┌──
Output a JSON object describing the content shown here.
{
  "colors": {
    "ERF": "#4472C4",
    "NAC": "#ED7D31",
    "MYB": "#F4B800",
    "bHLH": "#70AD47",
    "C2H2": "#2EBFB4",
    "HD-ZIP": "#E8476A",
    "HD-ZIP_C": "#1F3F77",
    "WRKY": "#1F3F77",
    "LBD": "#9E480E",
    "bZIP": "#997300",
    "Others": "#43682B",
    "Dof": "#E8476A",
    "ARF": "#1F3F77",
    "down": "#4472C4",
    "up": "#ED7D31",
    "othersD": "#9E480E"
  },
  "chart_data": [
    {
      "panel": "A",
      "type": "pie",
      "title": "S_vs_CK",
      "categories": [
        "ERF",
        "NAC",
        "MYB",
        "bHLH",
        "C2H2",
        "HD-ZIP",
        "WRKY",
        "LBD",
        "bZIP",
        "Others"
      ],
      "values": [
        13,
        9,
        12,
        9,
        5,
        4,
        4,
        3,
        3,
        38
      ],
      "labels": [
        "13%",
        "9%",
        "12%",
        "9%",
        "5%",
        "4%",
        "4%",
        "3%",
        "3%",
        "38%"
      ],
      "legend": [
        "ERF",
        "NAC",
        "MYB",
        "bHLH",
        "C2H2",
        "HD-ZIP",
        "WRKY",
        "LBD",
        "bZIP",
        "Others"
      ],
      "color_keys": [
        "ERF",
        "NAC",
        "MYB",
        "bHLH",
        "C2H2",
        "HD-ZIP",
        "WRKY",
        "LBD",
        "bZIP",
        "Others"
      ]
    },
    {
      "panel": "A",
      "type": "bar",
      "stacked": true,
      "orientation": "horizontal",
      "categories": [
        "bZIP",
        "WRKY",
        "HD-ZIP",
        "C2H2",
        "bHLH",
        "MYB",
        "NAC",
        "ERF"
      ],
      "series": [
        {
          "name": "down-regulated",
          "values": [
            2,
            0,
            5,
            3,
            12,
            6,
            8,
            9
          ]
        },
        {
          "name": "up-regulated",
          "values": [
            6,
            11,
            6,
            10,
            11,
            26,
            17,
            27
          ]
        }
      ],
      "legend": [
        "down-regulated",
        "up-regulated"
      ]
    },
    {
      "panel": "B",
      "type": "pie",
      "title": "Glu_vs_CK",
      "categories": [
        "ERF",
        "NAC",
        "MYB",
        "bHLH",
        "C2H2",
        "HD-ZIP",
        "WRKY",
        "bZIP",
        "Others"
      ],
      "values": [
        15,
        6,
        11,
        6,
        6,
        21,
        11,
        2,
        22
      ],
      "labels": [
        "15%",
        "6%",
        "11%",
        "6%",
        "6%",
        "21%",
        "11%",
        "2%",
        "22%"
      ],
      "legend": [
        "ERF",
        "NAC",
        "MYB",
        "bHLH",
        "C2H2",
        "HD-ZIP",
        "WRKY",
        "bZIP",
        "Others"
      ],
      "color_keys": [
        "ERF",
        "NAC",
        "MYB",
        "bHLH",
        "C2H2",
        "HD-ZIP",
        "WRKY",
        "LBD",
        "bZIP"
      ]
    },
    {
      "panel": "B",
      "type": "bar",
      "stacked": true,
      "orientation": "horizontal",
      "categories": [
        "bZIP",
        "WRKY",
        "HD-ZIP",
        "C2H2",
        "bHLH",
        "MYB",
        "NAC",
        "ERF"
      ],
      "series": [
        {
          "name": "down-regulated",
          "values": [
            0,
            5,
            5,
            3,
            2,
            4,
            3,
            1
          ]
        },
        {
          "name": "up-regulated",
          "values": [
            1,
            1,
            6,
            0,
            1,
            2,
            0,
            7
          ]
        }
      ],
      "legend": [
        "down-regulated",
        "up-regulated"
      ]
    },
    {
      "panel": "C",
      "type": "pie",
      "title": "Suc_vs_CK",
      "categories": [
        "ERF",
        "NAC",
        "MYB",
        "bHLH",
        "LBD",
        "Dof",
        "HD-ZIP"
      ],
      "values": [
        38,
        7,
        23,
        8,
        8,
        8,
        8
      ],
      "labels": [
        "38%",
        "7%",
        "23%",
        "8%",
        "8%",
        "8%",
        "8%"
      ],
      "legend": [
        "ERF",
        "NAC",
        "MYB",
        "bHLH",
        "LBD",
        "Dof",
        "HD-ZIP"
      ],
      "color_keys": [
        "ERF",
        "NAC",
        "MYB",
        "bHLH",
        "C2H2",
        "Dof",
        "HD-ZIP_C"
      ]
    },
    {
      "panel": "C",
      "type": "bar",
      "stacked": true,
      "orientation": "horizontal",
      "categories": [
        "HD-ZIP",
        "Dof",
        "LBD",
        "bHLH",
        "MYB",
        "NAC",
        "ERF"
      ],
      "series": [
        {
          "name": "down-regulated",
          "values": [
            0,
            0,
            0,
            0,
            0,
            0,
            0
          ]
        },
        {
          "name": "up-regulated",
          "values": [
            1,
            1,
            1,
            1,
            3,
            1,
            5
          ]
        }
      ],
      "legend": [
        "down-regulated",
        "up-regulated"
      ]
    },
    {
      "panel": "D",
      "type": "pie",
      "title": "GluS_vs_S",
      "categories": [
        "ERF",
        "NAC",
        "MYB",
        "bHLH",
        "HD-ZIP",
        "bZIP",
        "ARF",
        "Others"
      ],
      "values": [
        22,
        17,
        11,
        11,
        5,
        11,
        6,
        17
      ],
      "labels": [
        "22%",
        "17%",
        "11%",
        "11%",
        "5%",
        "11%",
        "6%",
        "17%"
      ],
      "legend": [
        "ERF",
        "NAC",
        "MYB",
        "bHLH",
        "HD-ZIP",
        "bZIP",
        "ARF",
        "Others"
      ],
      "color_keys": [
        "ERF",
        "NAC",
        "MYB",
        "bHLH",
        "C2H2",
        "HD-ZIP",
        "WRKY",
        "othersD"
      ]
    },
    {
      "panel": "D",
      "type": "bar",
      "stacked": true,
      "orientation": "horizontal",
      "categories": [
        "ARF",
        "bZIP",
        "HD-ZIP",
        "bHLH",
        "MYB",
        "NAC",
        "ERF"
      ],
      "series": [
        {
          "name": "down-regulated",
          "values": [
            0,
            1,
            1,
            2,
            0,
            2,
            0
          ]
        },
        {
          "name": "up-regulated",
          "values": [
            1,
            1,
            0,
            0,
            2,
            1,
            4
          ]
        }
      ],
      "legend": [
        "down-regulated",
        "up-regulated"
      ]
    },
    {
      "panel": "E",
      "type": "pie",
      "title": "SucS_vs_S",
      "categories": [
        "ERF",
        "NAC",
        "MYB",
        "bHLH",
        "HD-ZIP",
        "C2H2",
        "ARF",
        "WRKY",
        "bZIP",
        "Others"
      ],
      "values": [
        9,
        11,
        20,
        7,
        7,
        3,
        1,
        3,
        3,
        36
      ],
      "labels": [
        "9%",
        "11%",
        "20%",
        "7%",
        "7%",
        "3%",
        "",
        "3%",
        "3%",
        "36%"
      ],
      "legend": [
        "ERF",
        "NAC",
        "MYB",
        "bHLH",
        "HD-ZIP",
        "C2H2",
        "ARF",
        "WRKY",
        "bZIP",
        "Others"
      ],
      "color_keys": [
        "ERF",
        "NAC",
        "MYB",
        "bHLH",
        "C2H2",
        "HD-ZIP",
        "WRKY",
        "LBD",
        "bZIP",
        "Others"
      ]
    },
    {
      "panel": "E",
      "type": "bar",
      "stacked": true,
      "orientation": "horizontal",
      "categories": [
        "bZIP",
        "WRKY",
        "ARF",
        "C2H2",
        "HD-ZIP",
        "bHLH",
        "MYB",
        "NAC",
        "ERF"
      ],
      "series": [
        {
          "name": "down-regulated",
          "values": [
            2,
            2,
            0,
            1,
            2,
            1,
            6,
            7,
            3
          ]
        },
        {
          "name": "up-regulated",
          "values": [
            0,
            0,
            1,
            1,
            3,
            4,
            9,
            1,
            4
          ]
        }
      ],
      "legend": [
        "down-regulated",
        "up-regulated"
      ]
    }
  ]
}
└──
_Task:_ Copy each line of the data that contains the word "title".

_Solution for this exercise:_
      "title": "S_vs_CK",
      "title": "Glu_vs_CK",
      "title": "Suc_vs_CK",
      "title": "GluS_vs_S",
      "title": "SucS_vs_S",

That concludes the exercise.